## Objective
Below are the entries; count the lines in them that contain the word "stuff" and give only the number.

(Collected data entries)
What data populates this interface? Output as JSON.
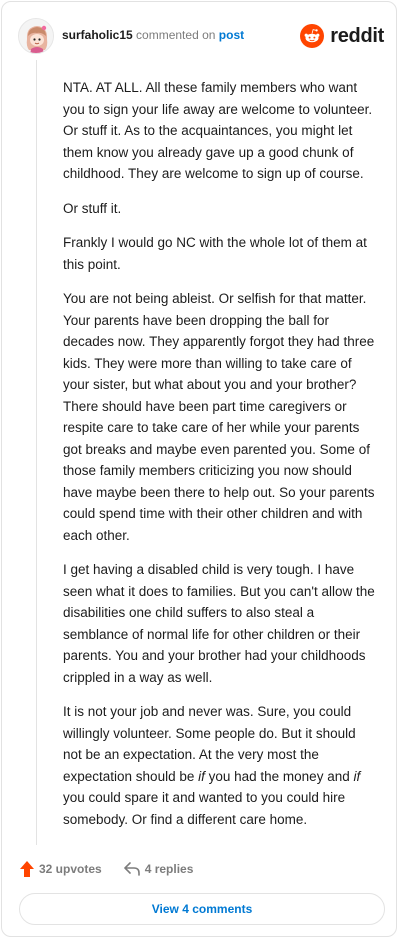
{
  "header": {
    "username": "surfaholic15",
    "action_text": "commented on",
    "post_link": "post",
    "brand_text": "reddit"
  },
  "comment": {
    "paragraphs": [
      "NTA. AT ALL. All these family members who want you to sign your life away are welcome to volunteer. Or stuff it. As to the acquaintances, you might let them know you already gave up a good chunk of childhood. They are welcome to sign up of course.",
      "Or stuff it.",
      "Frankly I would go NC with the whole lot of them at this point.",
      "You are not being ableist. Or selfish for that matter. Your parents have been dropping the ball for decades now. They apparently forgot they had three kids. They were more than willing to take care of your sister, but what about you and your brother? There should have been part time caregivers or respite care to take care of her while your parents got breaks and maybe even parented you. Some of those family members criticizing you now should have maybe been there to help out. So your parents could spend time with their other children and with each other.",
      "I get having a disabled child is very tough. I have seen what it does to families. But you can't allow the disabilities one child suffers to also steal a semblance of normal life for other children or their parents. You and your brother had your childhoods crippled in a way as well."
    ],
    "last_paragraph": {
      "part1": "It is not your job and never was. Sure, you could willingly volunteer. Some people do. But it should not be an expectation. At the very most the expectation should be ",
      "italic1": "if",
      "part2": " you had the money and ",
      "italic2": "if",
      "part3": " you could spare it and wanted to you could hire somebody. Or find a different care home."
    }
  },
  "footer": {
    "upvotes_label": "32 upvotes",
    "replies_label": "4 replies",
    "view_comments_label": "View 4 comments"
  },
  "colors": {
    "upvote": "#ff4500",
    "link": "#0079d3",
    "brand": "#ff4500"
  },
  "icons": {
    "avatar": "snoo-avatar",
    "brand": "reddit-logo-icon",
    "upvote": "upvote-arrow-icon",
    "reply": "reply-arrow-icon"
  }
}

## Response below
2